## Stated exercise
Each record below should appear again exactly as written.

## Provided material

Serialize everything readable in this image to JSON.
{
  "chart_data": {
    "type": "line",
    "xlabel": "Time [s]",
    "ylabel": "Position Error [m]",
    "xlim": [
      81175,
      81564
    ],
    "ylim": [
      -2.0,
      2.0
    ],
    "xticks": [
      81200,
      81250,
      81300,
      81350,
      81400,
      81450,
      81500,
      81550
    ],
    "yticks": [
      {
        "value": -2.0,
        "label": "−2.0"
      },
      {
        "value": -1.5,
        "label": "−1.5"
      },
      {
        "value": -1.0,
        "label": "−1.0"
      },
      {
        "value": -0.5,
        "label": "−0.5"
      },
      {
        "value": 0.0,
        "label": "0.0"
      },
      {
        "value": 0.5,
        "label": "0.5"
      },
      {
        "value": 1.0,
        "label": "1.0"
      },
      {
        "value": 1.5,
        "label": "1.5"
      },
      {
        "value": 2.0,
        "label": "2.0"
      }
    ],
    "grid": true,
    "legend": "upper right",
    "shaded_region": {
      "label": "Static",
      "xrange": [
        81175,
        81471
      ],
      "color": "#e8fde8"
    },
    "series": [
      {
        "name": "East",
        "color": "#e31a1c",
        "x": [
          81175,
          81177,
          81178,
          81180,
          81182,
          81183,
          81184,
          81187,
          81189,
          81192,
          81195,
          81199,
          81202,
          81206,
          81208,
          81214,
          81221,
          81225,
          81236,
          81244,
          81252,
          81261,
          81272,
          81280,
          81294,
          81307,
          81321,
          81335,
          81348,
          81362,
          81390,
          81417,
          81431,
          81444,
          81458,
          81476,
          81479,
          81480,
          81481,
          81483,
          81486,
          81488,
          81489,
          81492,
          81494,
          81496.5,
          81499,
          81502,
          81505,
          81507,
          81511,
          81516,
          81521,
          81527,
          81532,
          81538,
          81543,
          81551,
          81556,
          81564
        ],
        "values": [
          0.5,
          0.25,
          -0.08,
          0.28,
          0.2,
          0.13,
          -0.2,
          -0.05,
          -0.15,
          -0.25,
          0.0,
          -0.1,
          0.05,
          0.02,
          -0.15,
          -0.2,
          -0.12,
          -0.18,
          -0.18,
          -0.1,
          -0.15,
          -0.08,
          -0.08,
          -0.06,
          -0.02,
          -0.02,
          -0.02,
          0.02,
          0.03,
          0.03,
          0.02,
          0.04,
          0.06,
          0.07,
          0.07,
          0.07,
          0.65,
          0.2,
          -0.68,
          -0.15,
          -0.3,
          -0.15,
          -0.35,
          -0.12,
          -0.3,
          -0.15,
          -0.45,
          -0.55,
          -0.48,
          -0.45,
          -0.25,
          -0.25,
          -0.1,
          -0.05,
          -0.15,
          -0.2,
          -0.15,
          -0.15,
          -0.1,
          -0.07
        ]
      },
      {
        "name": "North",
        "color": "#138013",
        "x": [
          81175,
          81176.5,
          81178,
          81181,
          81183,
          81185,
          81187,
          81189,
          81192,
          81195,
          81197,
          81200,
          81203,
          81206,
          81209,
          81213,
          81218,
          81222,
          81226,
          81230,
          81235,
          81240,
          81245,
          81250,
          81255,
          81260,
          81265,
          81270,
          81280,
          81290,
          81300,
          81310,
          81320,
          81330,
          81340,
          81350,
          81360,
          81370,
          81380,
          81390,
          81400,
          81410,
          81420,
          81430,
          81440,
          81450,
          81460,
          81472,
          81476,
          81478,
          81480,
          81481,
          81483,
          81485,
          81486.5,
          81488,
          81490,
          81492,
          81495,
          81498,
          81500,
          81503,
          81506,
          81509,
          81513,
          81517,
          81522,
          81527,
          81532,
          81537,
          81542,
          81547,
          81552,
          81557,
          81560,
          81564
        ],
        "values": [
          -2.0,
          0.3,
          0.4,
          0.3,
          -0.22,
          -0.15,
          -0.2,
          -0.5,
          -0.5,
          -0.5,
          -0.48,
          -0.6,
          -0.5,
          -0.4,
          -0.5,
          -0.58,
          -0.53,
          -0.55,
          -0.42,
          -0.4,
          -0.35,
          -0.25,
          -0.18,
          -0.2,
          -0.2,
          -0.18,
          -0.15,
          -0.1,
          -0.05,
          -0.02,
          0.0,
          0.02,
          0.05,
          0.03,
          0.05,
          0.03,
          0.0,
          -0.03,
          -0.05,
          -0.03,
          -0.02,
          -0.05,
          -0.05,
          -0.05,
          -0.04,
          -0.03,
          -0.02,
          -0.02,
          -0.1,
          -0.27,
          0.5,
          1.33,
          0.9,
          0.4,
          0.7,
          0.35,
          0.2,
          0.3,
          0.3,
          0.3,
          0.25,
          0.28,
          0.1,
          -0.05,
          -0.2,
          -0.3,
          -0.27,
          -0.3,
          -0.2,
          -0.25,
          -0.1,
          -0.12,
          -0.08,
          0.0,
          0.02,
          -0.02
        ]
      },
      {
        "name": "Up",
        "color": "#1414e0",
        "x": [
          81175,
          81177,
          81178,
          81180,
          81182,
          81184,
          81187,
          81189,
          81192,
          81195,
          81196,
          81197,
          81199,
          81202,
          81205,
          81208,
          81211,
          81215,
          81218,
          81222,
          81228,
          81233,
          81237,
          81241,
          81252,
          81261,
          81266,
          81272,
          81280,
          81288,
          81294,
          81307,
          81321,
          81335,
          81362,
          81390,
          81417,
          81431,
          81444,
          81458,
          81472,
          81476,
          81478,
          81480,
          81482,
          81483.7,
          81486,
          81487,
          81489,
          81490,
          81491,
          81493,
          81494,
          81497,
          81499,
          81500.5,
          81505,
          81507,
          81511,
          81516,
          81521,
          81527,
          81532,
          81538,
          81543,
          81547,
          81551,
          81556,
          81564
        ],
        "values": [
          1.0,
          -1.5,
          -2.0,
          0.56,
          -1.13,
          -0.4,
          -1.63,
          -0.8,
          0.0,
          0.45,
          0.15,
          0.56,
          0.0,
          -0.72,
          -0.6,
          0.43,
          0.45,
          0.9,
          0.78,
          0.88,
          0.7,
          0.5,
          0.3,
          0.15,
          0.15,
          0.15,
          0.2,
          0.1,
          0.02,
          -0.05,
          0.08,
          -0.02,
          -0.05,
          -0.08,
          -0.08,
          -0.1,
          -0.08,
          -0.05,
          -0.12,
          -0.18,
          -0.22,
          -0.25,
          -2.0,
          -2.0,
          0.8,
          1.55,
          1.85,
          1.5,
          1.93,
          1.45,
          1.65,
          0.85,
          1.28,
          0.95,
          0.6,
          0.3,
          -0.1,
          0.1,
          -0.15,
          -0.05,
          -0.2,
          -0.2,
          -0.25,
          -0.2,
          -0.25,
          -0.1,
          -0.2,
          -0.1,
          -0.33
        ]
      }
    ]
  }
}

## Result
Serialize everything readable in this image to JSON.
{
  "chart_data": {
    "type": "line",
    "xlabel": "Time [s]",
    "ylabel": "Position Error [m]",
    "xlim": [
      81175,
      81564
    ],
    "ylim": [
      -2.0,
      2.0
    ],
    "xticks": [
      81200,
      81250,
      81300,
      81350,
      81400,
      81450,
      81500,
      81550
    ],
    "yticks": [
      {
        "value": -2.0,
        "label": "−2.0"
      },
      {
        "value": -1.5,
        "label": "−1.5"
      },
      {
        "value": -1.0,
        "label": "−1.0"
      },
      {
        "value": -0.5,
        "label": "−0.5"
      },
      {
        "value": 0.0,
        "label": "0.0"
      },
      {
        "value": 0.5,
        "label": "0.5"
      },
      {
        "value": 1.0,
        "label": "1.0"
      },
      {
        "value": 1.5,
        "label": "1.5"
      },
      {
        "value": 2.0,
        "label": "2.0"
      }
    ],
    "grid": true,
    "legend": "upper right",
    "shaded_region": {
      "label": "Static",
      "xrange": [
        81175,
        81471
      ],
      "color": "#e8fde8"
    },
    "series": [
      {
        "name": "East",
        "color": "#e31a1c",
        "x": [
          81175,
          81177,
          81178,
          81180,
          81182,
          81183,
          81184,
          81187,
          81189,
          81192,
          81195,
          81199,
          81202,
          81206,
          81208,
          81214,
          81221,
          81225,
          81236,
          81244,
          81252,
          81261,
          81272,
          81280,
          81294,
          81307,
          81321,
          81335,
          81348,
          81362,
          81390,
          81417,
          81431,
          81444,
          81458,
          81476,
          81479,
          81480,
          81481,
          81483,
          81486,
          81488,
          81489,
          81492,
          81494,
          81496.5,
          81499,
          81502,
          81505,
          81507,
          81511,
          81516,
          81521,
          81527,
          81532,
          81538,
          81543,
          81551,
          81556,
          81564
        ],
        "values": [
          0.5,
          0.25,
          -0.08,
          0.28,
          0.2,
          0.13,
          -0.2,
          -0.05,
          -0.15,
          -0.25,
          0.0,
          -0.1,
          0.05,
          0.02,
          -0.15,
          -0.2,
          -0.12,
          -0.18,
          -0.18,
          -0.1,
          -0.15,
          -0.08,
          -0.08,
          -0.06,
          -0.02,
          -0.02,
          -0.02,
          0.02,
          0.03,
          0.03,
          0.02,
          0.04,
          0.06,
          0.07,
          0.07,
          0.07,
          0.65,
          0.2,
          -0.68,
          -0.15,
          -0.3,
          -0.15,
          -0.35,
          -0.12,
          -0.3,
          -0.15,
          -0.45,
          -0.55,
          -0.48,
          -0.45,
          -0.25,
          -0.25,
          -0.1,
          -0.05,
          -0.15,
          -0.2,
          -0.15,
          -0.15,
          -0.1,
          -0.07
        ]
      },
      {
        "name": "North",
        "color": "#138013",
        "x": [
          81175,
          81176.5,
          81178,
          81181,
          81183,
          81185,
          81187,
          81189,
          81192,
          81195,
          81197,
          81200,
          81203,
          81206,
          81209,
          81213,
          81218,
          81222,
          81226,
          81230,
          81235,
          81240,
          81245,
          81250,
          81255,
          81260,
          81265,
          81270,
          81280,
          81290,
          81300,
          81310,
          81320,
          81330,
          81340,
          81350,
          81360,
          81370,
          81380,
          81390,
          81400,
          81410,
          81420,
          81430,
          81440,
          81450,
          81460,
          81472,
          81476,
          81478,
          81480,
          81481,
          81483,
          81485,
          81486.5,
          81488,
          81490,
          81492,
          81495,
          81498,
          81500,
          81503,
          81506,
          81509,
          81513,
          81517,
          81522,
          81527,
          81532,
          81537,
          81542,
          81547,
          81552,
          81557,
          81560,
          81564
        ],
        "values": [
          -2.0,
          0.3,
          0.4,
          0.3,
          -0.22,
          -0.15,
          -0.2,
          -0.5,
          -0.5,
          -0.5,
          -0.48,
          -0.6,
          -0.5,
          -0.4,
          -0.5,
          -0.58,
          -0.53,
          -0.55,
          -0.42,
          -0.4,
          -0.35,
          -0.25,
          -0.18,
          -0.2,
          -0.2,
          -0.18,
          -0.15,
          -0.1,
          -0.05,
          -0.02,
          0.0,
          0.02,
          0.05,
          0.03,
          0.05,
          0.03,
          0.0,
          -0.03,
          -0.05,
          -0.03,
          -0.02,
          -0.05,
          -0.05,
          -0.05,
          -0.04,
          -0.03,
          -0.02,
          -0.02,
          -0.1,
          -0.27,
          0.5,
          1.33,
          0.9,
          0.4,
          0.7,
          0.35,
          0.2,
          0.3,
          0.3,
          0.3,
          0.25,
          0.28,
          0.1,
          -0.05,
          -0.2,
          -0.3,
          -0.27,
          -0.3,
          -0.2,
          -0.25,
          -0.1,
          -0.12,
          -0.08,
          0.0,
          0.02,
          -0.02
        ]
      },
      {
        "name": "Up",
        "color": "#1414e0",
        "x": [
          81175,
          81177,
          81178,
          81180,
          81182,
          81184,
          81187,
          81189,
          81192,
          81195,
          81196,
          81197,
          81199,
          81202,
          81205,
          81208,
          81211,
          81215,
          81218,
          81222,
          81228,
          81233,
          81237,
          81241,
          81252,
          81261,
          81266,
          81272,
          81280,
          81288,
          81294,
          81307,
          81321,
          81335,
          81362,
          81390,
          81417,
          81431,
          81444,
          81458,
          81472,
          81476,
          81478,
          81480,
          81482,
          81483.7,
          81486,
          81487,
          81489,
          81490,
          81491,
          81493,
          81494,
          81497,
          81499,
          81500.5,
          81505,
          81507,
          81511,
          81516,
          81521,
          81527,
          81532,
          81538,
          81543,
          81547,
          81551,
          81556,
          81564
        ],
        "values": [
          1.0,
          -1.5,
          -2.0,
          0.56,
          -1.13,
          -0.4,
          -1.63,
          -0.8,
          0.0,
          0.45,
          0.15,
          0.56,
          0.0,
          -0.72,
          -0.6,
          0.43,
          0.45,
          0.9,
          0.78,
          0.88,
          0.7,
          0.5,
          0.3,
          0.15,
          0.15,
          0.15,
          0.2,
          0.1,
          0.02,
          -0.05,
          0.08,
          -0.02,
          -0.05,
          -0.08,
          -0.08,
          -0.1,
          -0.08,
          -0.05,
          -0.12,
          -0.18,
          -0.22,
          -0.25,
          -2.0,
          -2.0,
          0.8,
          1.55,
          1.85,
          1.5,
          1.93,
          1.45,
          1.65,
          0.85,
          1.28,
          0.95,
          0.6,
          0.3,
          -0.1,
          0.1,
          -0.15,
          -0.05,
          -0.2,
          -0.2,
          -0.25,
          -0.2,
          -0.25,
          -0.1,
          -0.2,
          -0.1,
          -0.33
        ]
      }
    ]
  }
}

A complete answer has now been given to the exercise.